Stated task: Scan the following material for the string "Střední" and copy each line in which it appears.

Figure record listings
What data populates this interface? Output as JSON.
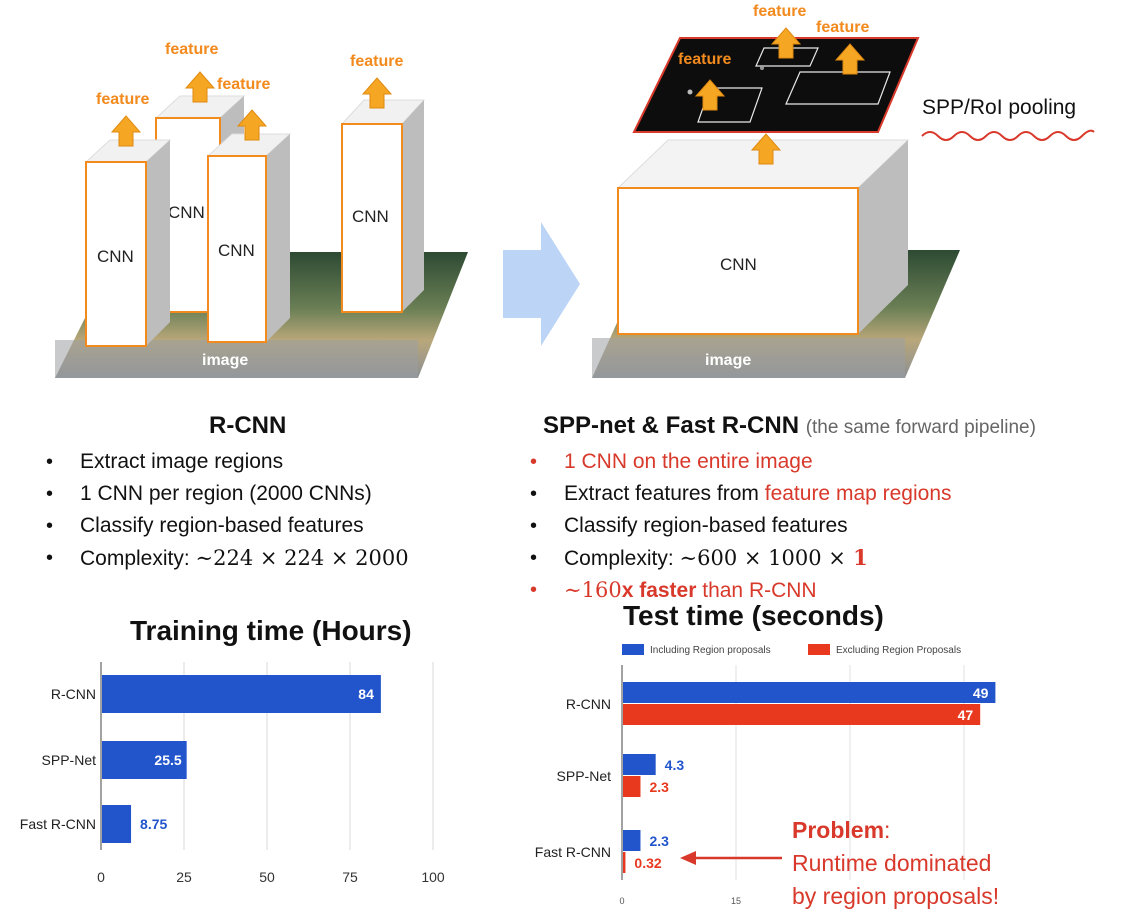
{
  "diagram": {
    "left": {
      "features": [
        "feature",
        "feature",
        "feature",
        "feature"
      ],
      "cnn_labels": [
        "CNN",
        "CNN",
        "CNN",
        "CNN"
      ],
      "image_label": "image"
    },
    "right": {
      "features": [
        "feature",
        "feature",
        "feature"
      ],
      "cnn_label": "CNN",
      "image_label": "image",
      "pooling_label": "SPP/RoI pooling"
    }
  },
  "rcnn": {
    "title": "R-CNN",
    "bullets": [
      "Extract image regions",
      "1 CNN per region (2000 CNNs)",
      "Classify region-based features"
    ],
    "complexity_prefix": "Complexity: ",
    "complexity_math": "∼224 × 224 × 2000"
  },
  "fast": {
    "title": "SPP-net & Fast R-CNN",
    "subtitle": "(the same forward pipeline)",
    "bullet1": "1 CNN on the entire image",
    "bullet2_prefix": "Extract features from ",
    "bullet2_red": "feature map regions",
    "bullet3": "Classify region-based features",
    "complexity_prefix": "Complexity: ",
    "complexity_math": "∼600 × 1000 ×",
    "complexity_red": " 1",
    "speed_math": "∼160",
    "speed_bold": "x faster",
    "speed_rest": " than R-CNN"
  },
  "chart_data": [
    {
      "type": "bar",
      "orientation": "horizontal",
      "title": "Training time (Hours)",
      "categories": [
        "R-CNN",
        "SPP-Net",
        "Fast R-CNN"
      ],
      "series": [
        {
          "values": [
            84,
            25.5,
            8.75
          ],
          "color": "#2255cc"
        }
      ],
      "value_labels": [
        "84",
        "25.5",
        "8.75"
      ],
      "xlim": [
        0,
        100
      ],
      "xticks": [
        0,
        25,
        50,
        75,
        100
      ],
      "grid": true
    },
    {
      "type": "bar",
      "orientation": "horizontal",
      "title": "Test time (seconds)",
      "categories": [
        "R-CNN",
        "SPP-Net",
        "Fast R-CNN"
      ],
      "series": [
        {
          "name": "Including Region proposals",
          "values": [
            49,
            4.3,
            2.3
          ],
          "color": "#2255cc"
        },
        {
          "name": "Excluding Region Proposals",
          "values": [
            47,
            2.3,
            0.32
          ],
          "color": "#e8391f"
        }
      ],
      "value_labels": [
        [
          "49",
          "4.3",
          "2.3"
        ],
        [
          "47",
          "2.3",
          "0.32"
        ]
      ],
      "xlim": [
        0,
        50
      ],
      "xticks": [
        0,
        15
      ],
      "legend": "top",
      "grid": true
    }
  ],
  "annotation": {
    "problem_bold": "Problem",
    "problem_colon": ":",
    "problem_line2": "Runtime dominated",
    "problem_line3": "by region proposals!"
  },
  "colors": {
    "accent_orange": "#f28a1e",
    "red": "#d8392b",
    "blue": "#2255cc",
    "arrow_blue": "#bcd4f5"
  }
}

* * *

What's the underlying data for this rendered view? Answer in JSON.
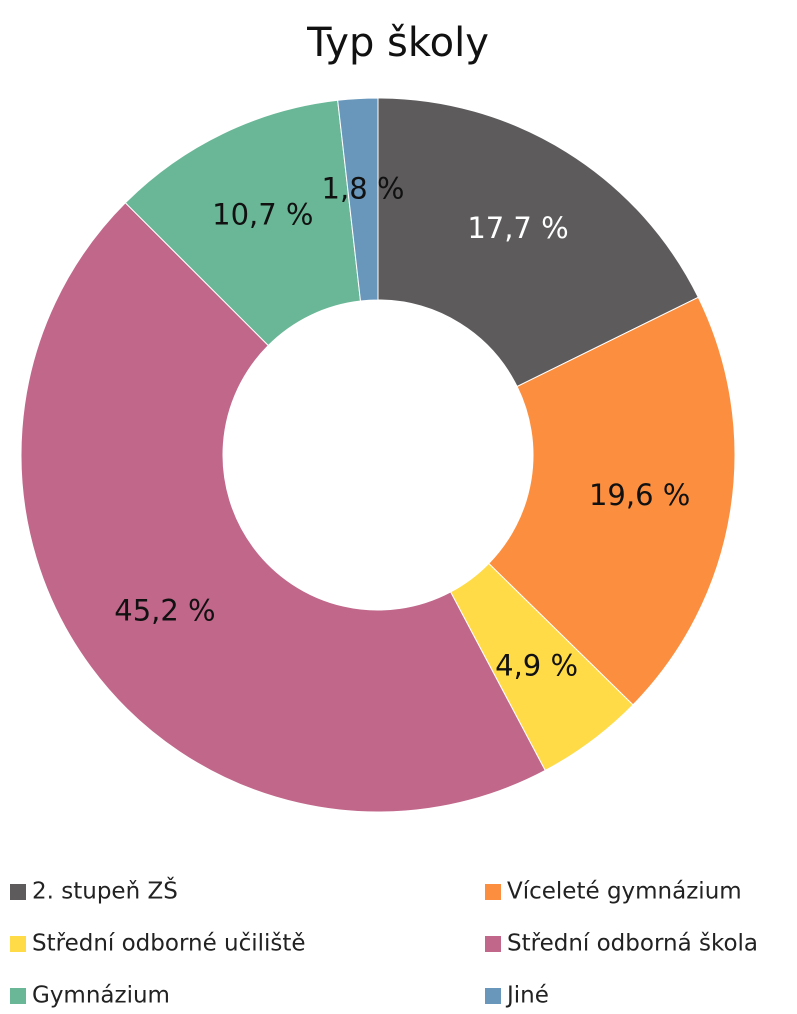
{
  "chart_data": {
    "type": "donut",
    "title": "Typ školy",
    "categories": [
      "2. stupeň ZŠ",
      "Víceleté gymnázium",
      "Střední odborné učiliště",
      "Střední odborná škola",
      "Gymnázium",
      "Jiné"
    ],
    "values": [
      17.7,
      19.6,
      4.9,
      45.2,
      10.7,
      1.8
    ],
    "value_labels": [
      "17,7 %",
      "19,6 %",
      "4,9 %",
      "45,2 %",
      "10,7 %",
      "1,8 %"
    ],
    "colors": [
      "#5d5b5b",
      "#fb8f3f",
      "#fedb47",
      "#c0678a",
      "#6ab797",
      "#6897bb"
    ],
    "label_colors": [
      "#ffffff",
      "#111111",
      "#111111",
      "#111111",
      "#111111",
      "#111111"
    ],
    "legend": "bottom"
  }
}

Complete output:
      "Střední odborné učiliště",
      "Střední odborná škola",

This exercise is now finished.